**Task to carry out**
In the material below, find every line with "adaptación" and pull it out.

**Dataset excerpts**
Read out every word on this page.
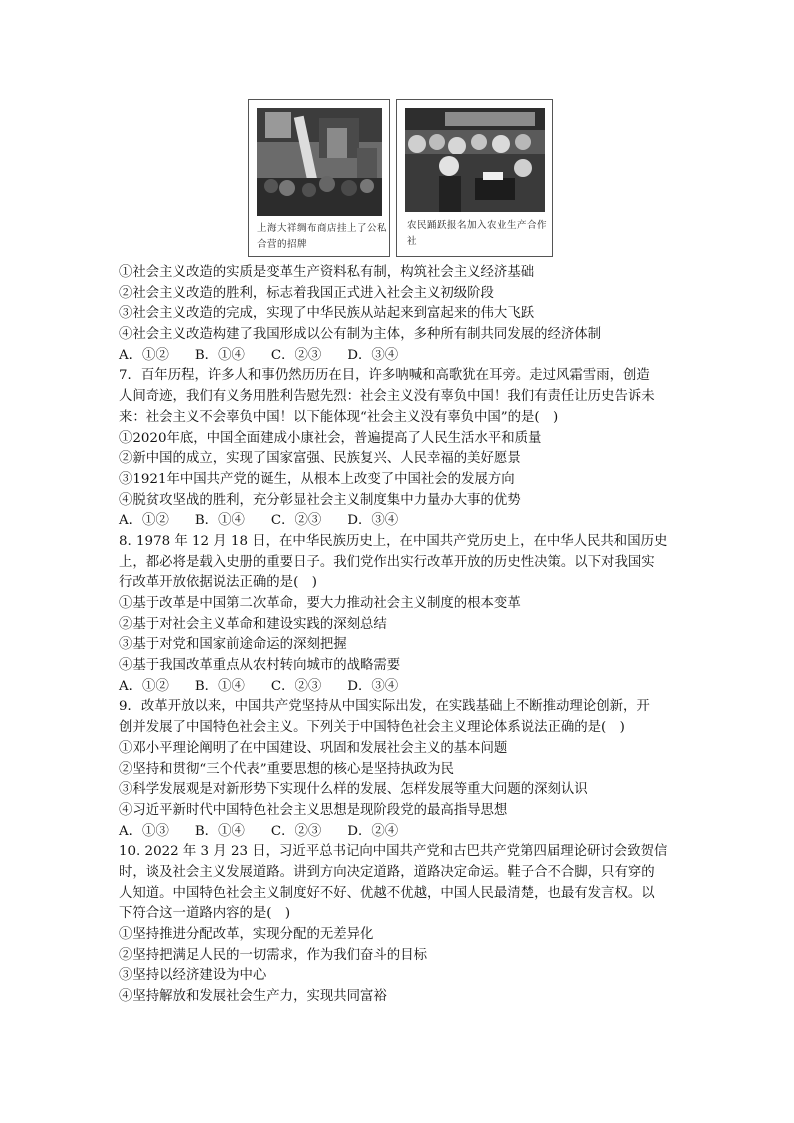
上海大祥绸布商店挂上了公私合营的招牌
农民踊跃报名加入农业生产合作社
①社会主义改造的实质是变革生产资料私有制，构筑社会主义经济基础
②社会主义改造的胜利，标志着我国正式进入社会主义初级阶段
③社会主义改造的完成，实现了中华民族从站起来到富起来的伟大飞跃
④社会主义改造构建了我国形成以公有制为主体，多种所有制共同发展的经济体制
A．①② B．①④ C．②③ D．③④
7．百年历程，许多人和事仍然历历在目，许多呐喊和高歌犹在耳旁。走过风霜雪雨，创造
人间奇迹，我们有义务用胜利告慰先烈：社会主义没有辜负中国！我们有责任让历史告诉未
来：社会主义不会辜负中国！以下能体现“社会主义没有辜负中国”的是(　)
①2020年底，中国全面建成小康社会，普遍提高了人民生活水平和质量
②新中国的成立，实现了国家富强、民族复兴、人民幸福的美好愿景
③1921年中国共产党的诞生，从根本上改变了中国社会的发展方向
④脱贫攻坚战的胜利，充分彰显社会主义制度集中力量办大事的优势
A．①② B．①④ C．②③ D．③④
8. 1978 年 12 月 18 日，在中华民族历史上，在中国共产党历史上，在中华人民共和国历史
上，都必将是载入史册的重要日子。我们党作出实行改革开放的历史性决策。以下对我国实
行改革开放依据说法正确的是(　)
①基于改革是中国第二次革命，要大力推动社会主义制度的根本变革
②基于对社会主义革命和建设实践的深刻总结
③基于对党和国家前途命运的深刻把握
④基于我国改革重点从农村转向城市的战略需要
A．①② B．①④ C．②③ D．③④
9．改革开放以来，中国共产党坚持从中国实际出发，在实践基础上不断推动理论创新，开
创并发展了中国特色社会主义。下列关于中国特色社会主义理论体系说法正确的是(　)
①邓小平理论阐明了在中国建设、巩固和发展社会主义的基本问题
②坚持和贯彻“三个代表”重要思想的核心是坚持执政为民
③科学发展观是对新形势下实现什么样的发展、怎样发展等重大问题的深刻认识
④习近平新时代中国特色社会主义思想是现阶段党的最高指导思想
A．①③ B．①④ C．②③ D．②④
10. 2022 年 3 月 23 日，习近平总书记向中国共产党和古巴共产党第四届理论研讨会致贺信
时，谈及社会主义发展道路。讲到方向决定道路，道路决定命运。鞋子合不合脚，只有穿的
人知道。中国特色社会主义制度好不好、优越不优越，中国人民最清楚，也最有发言权。以
下符合这一道路内容的是(　)
①坚持推进分配改革，实现分配的无差异化
②坚持把满足人民的一切需求，作为我们奋斗的目标
③坚持以经济建设为中心
④坚持解放和发展社会生产力，实现共同富裕
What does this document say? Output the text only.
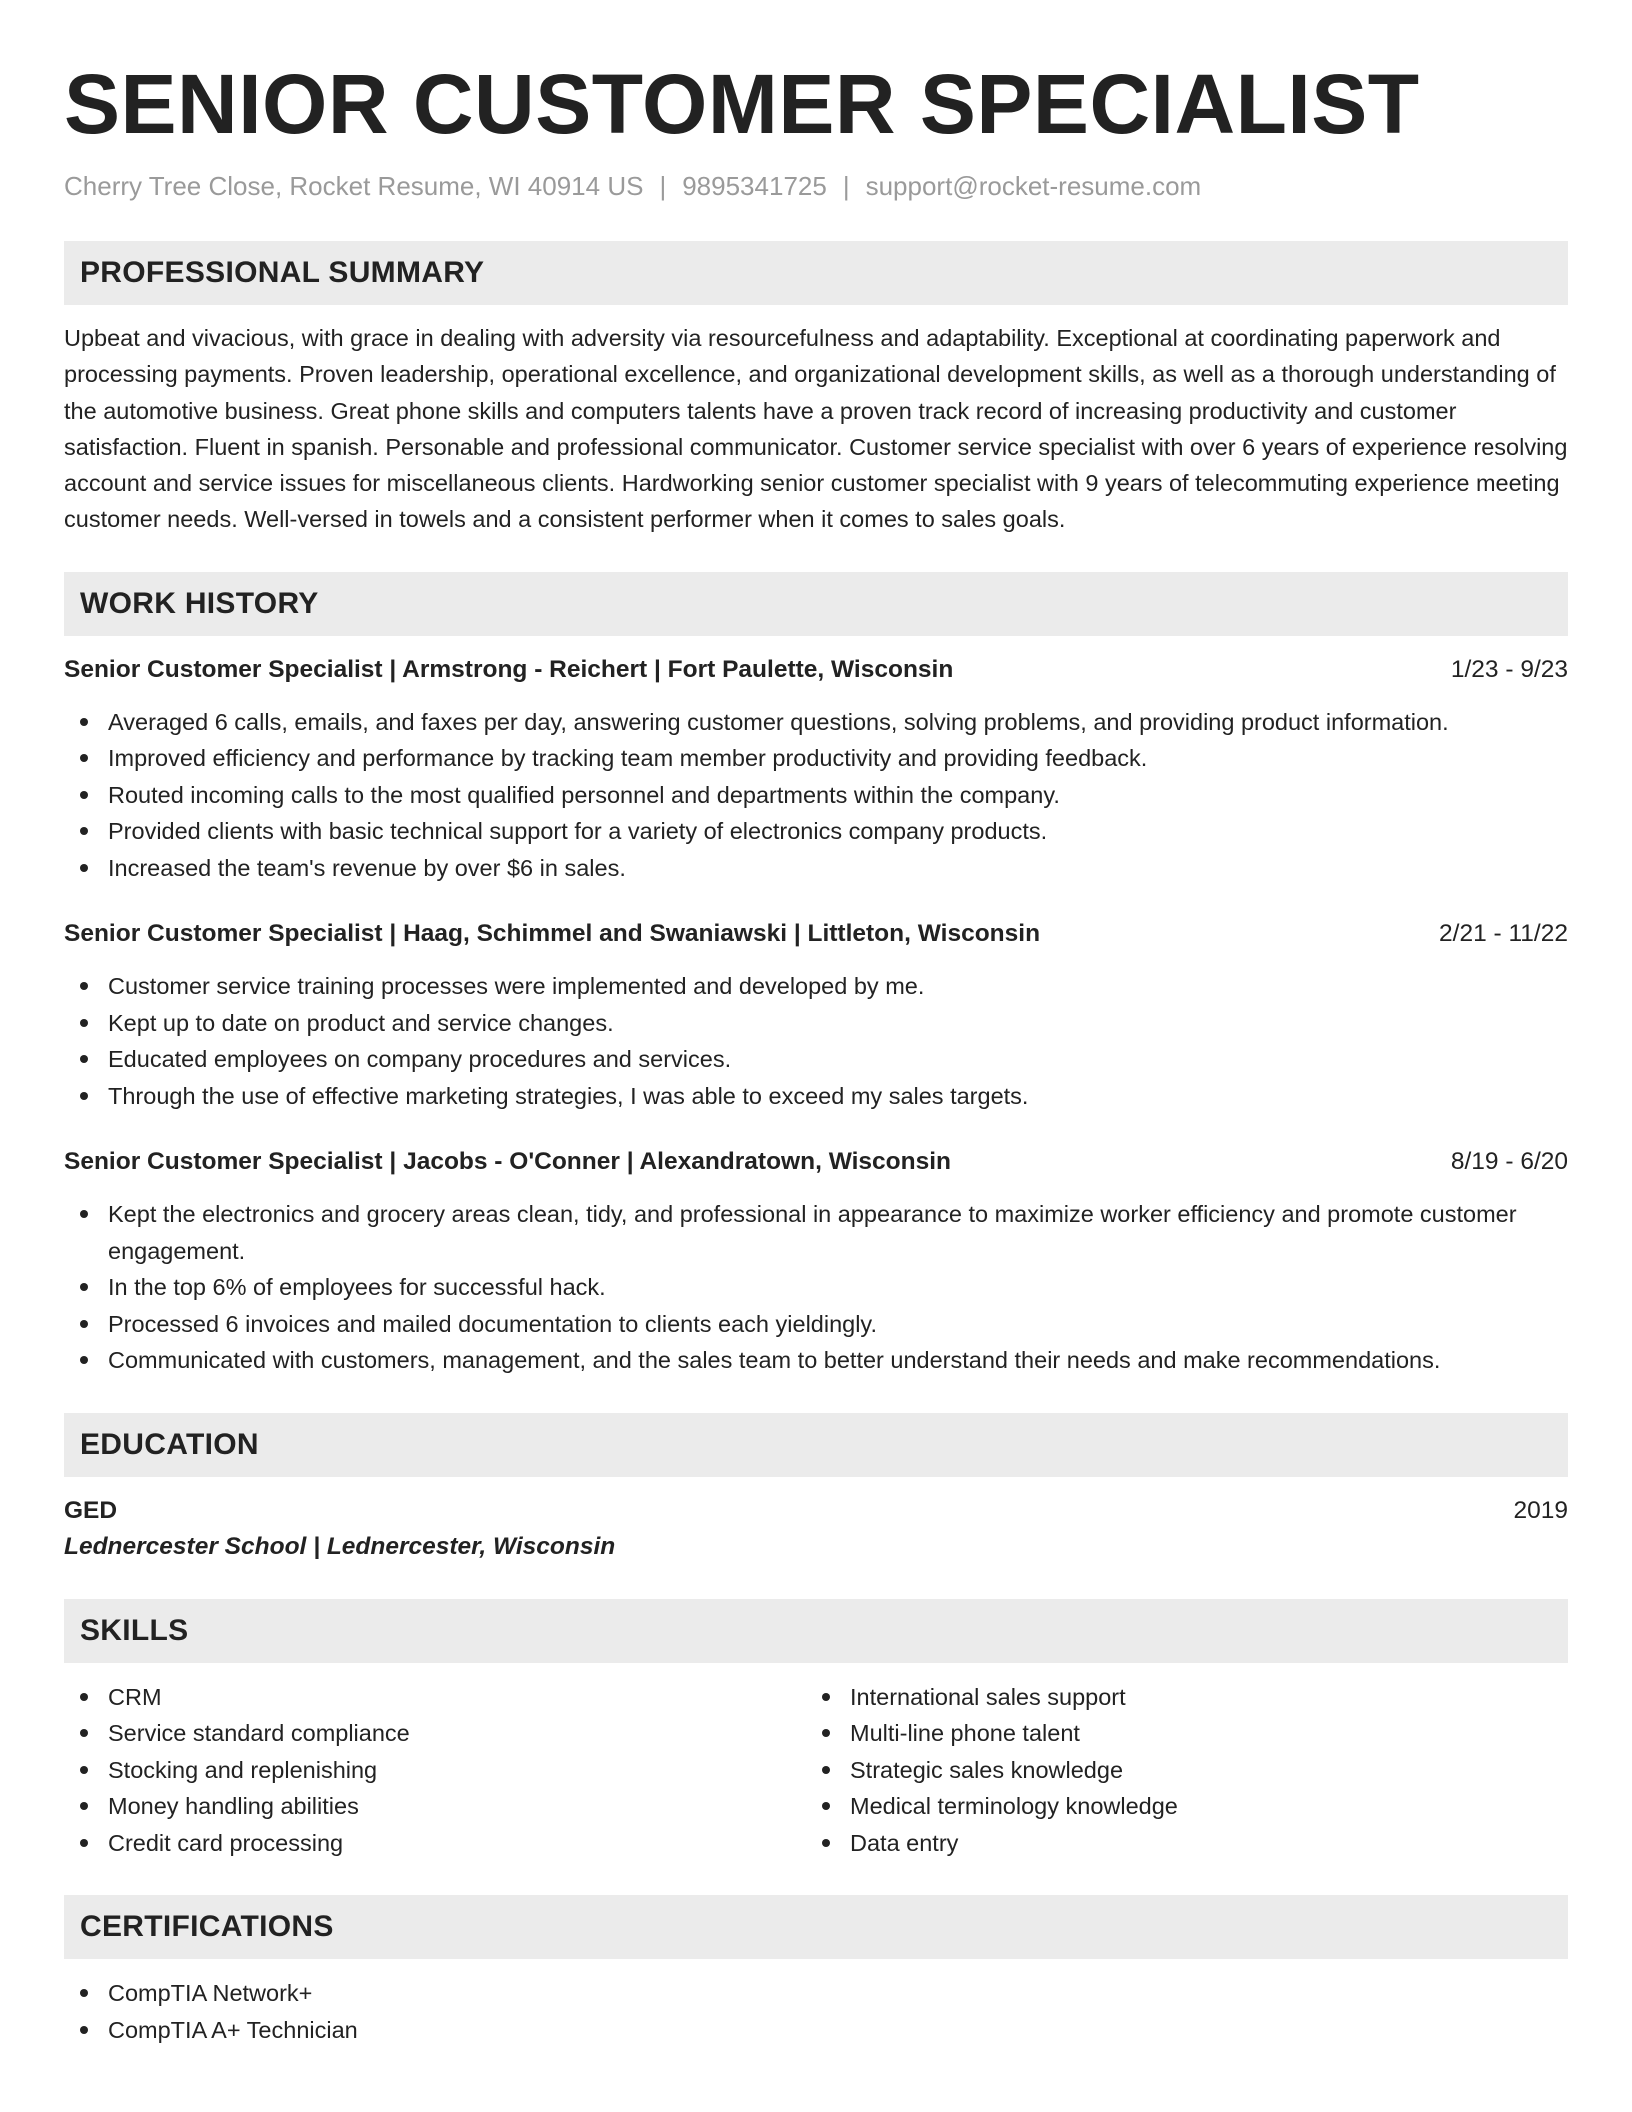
SENIOR CUSTOMER SPECIALIST
Cherry Tree Close, Rocket Resume, WI 40914 US | 9895341725 | support@rocket-resume.com
PROFESSIONAL SUMMARY

Upbeat and vivacious, with grace in dealing with adversity via resourcefulness and adaptability. Exceptional at coordinating paperwork and processing payments. Proven leadership, operational excellence, and organizational development skills, as well as a thorough understanding of the automotive business. Great phone skills and computers talents have a proven track record of increasing productivity and customer satisfaction. Fluent in spanish. Personable and professional communicator. Customer service specialist with over 6 years of experience resolving account and service issues for miscellaneous clients. Hardworking senior customer specialist with 9 years of telecommuting experience meeting customer needs. Well-versed in towels and a consistent performer when it comes to sales goals.

WORK HISTORY
Senior Customer Specialist | Armstrong - Reichert | Fort Paulette, Wisconsin	1/23 - 9/23
Averaged 6 calls, emails, and faxes per day, answering customer questions, solving problems, and providing product information.
Improved efficiency and performance by tracking team member productivity and providing feedback.
Routed incoming calls to the most qualified personnel and departments within the company.
Provided clients with basic technical support for a variety of electronics company products.
Increased the team's revenue by over $6 in sales.
Senior Customer Specialist | Haag, Schimmel and Swaniawski | Littleton, Wisconsin	2/21 - 11/22
Customer service training processes were implemented and developed by me.
Kept up to date on product and service changes.
Educated employees on company procedures and services.
Through the use of effective marketing strategies, I was able to exceed my sales targets.
Senior Customer Specialist | Jacobs - O'Conner | Alexandratown, Wisconsin	8/19 - 6/20
Kept the electronics and grocery areas clean, tidy, and professional in appearance to maximize worker efficiency and promote customer engagement.
In the top 6% of employees for successful hack.
Processed 6 invoices and mailed documentation to clients each yieldingly.
Communicated with customers, management, and the sales team to better understand their needs and make recommendations.
EDUCATION
GED	2019
Lednercester School | Lednercester, Wisconsin
SKILLS
CRM
Service standard compliance
Stocking and replenishing
Money handling abilities
Credit card processing
International sales support
Multi-line phone talent
Strategic sales knowledge
Medical terminology knowledge
Data entry
CERTIFICATIONS
CompTIA Network+
CompTIA A+ Technician
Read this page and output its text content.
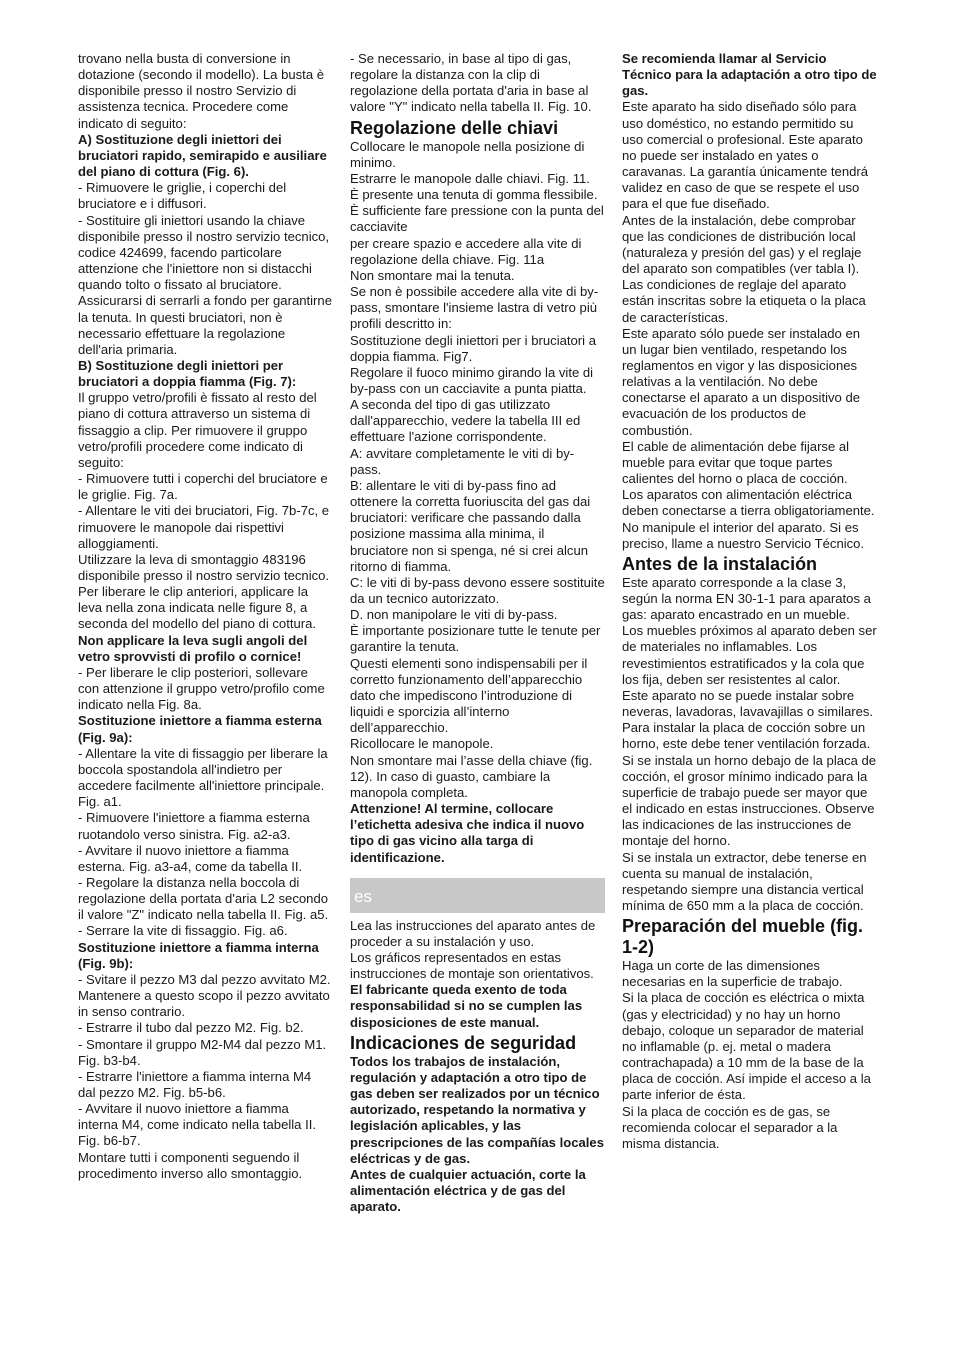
trovano nella busta di conversione in dotazione (secondo il modello). La busta è disponibile presso il nostro Servizio di assistenza tecnica. Procedere come indicato di seguito:

A) Sostituzione degli iniettori dei bruciatori rapido, semirapido e ausiliare del piano di cottura (Fig. 6).

- Rimuovere le griglie, i coperchi del bruciatore e i diffusori.

- Sostituire gli iniettori usando la chiave disponibile presso il nostro servizio tecnico, codice 424699, facendo particolare attenzione che l'iniettore non si distacchi quando tolto o fissato al bruciatore.

Assicurarsi di serrarli a fondo per garantirne la tenuta. In questi bruciatori, non è necessario effettuare la regolazione dell'aria primaria.

B) Sostituzione degli iniettori per bruciatori a doppia fiamma (Fig. 7):

Il gruppo vetro/profili è fissato al resto del piano di cottura attraverso un sistema di fissaggio a clip. Per rimuovere il gruppo vetro/profili procedere come indicato di seguito:

- Rimuovere tutti i coperchi del bruciatore e le griglie. Fig. 7a.

- Allentare le viti dei bruciatori, Fig. 7b-7c, e rimuovere le manopole dai rispettivi alloggiamenti.

Utilizzare la leva di smontaggio 483196 disponibile presso il nostro servizio tecnico. Per liberare le clip anteriori, applicare la leva nella zona indicata nelle figure 8, a seconda del modello del piano di cottura.

Non applicare la leva sugli angoli del vetro sprovvisti di profilo o cornice!

- Per liberare le clip posteriori, sollevare con attenzione il gruppo vetro/profilo come indicato nella Fig. 8a.

Sostituzione iniettore a fiamma esterna (Fig. 9a):

- Allentare la vite di fissaggio per liberare la boccola spostandola all'indietro per accedere facilmente all'iniettore principale. Fig. a1.

- Rimuovere l'iniettore a fiamma esterna ruotandolo verso sinistra. Fig. a2-a3.

- Avvitare il nuovo iniettore a fiamma esterna. Fig. a3-a4, come da tabella II.

- Regolare la distanza nella boccola di regolazione della portata d'aria L2 secondo il valore "Z" indicato nella tabella II. Fig. a5.

- Serrare la vite di fissaggio. Fig. a6.

Sostituzione iniettore a fiamma interna (Fig. 9b):

- Svitare il pezzo M3 dal pezzo avvitato M2. Mantenere a questo scopo il pezzo avvitato in senso contrario.

- Estrarre il tubo dal pezzo M2. Fig. b2.

- Smontare il gruppo M2-M4 dal pezzo M1. Fig. b3-b4.

- Estrarre l'iniettore a fiamma interna M4 dal pezzo M2. Fig. b5-b6.

- Avvitare il nuovo iniettore a fiamma interna M4, come indicato nella tabella II. Fig. b6-b7.

Montare tutti i componenti seguendo il procedimento inverso allo smontaggio.

- Se necessario, in base al tipo di gas, regolare la distanza con la clip di regolazione della portata d'aria in base al valore "Y" indicato nella tabella II. Fig. 10.

Regolazione delle chiavi

Collocare le manopole nella posizione di minimo.

Estrarre le manopole dalle chiavi. Fig. 11.

È presente una tenuta di gomma flessibile.

È sufficiente fare pressione con la punta del cacciavite

per creare spazio e accedere alla vite di regolazione della chiave. Fig. 11a

Non smontare mai la tenuta.

Se non è possibile accedere alla vite di by-pass, smontare l'insieme lastra di vetro più profili descritto in:

Sostituzione degli iniettori per i bruciatori a doppia fiamma. Fig7.

Regolare il fuoco minimo girando la vite di by-pass con un cacciavite a punta piatta.

A seconda del tipo di gas utilizzato dall'apparecchio, vedere la tabella III ed effettuare l'azione corrispondente.

A: avvitare completamente le viti di by-pass.

B: allentare le viti di by-pass fino ad ottenere la corretta fuoriuscita del gas dai bruciatori: verificare che passando dalla posizione massima alla minima, il bruciatore non si spenga, né si crei alcun ritorno di fiamma.

C: le viti di by-pass devono essere sostituite da un tecnico autorizzato.

D. non manipolare le viti di by-pass.

È importante posizionare tutte le tenute per garantire la tenuta.

Questi elementi sono indispensabili per il corretto funzionamento dell’apparecchio dato che impediscono l’introduzione di liquidi e sporcizia all’interno dell’apparecchio.

Ricollocare le manopole.

Non smontare mai l’asse della chiave (fig. 12). In caso di guasto, cambiare la manopola completa.

Attenzione! Al termine, collocare l’etichetta adesiva che indica il nuovo tipo di gas vicino alla targa di identificazione.

es

Lea las instrucciones del aparato antes de proceder a su instalación y uso.

Los gráficos representados en estas instrucciones de montaje son orientativos.

El fabricante queda exento de toda responsabilidad si no se cumplen las disposiciones de este manual.

Indicaciones de seguridad

Todos los trabajos de instalación, regulación y adaptación a otro tipo de gas deben ser realizados por un técnico autorizado, respetando la normativa y legislación aplicables, y las prescripciones de las compañías locales eléctricas y de gas.

Antes de cualquier actuación, corte la alimentación eléctrica y de gas del aparato.

Se recomienda llamar al Servicio Técnico para la adaptación a otro tipo de gas.

Este aparato ha sido diseñado sólo para uso doméstico, no estando permitido su uso comercial o profesional. Este aparato no puede ser instalado en yates o caravanas. La garantía únicamente tendrá validez en caso de que se respete el uso para el que fue diseñado.

Antes de la instalación, debe comprobar que las condiciones de distribución local (naturaleza y presión del gas) y el reglaje del aparato son compatibles (ver tabla I). Las condiciones de reglaje del aparato están inscritas sobre la etiqueta o la placa de características.

Este aparato sólo puede ser instalado en un lugar bien ventilado, respetando los reglamentos en vigor y las disposiciones relativas a la ventilación. No debe conectarse el aparato a un dispositivo de evacuación de los productos de combustión.

El cable de alimentación debe fijarse al mueble para evitar que toque partes calientes del horno o placa de cocción.

Los aparatos con alimentación eléctrica deben conectarse a tierra obligatoriamente.

No manipule el interior del aparato. Si es preciso, llame a nuestro Servicio Técnico.

Antes de la instalación

Este aparato corresponde a la clase 3, según la norma EN 30-1-1 para aparatos a gas: aparato encastrado en un mueble.

Los muebles próximos al aparato deben ser de materiales no inflamables. Los revestimientos estratificados y la cola que los fija, deben ser resistentes al calor.

Este aparato no se puede instalar sobre neveras, lavadoras, lavavajillas o similares.

Para instalar la placa de cocción sobre un horno, este debe tener ventilación forzada.

Si se instala un horno debajo de la placa de cocción, el grosor mínimo indicado para la superficie de trabajo puede ser mayor que el indicado en estas instrucciones. Observe las indicaciones de las instrucciones de montaje del horno.

Si se instala un extractor, debe tenerse en cuenta su manual de instalación, respetando siempre una distancia vertical mínima de 650 mm a la placa de cocción.

Preparación del mueble (fig. 1-2)

Haga un corte de las dimensiones necesarias en la superficie de trabajo.

Si la placa de cocción es eléctrica o mixta (gas y electricidad) y no hay un horno debajo, coloque un separador de material no inflamable (p. ej. metal o madera contrachapada) a 10 mm de la base de la placa de cocción. Así impide el acceso a la parte inferior de ésta.

Si la placa de cocción es de gas, se recomienda colocar el separador a la misma distancia.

**Complete answer**
Todos los trabajos de instalación, regulación y adaptación a otro tipo de gas deben ser realizados por un técnico autorizado, respetando la normativa y legislación aplicables, y las prescripciones de las compañías locales eléctricas y de gas.
Se recomienda llamar al Servicio Técnico para la adaptación a otro tipo de gas.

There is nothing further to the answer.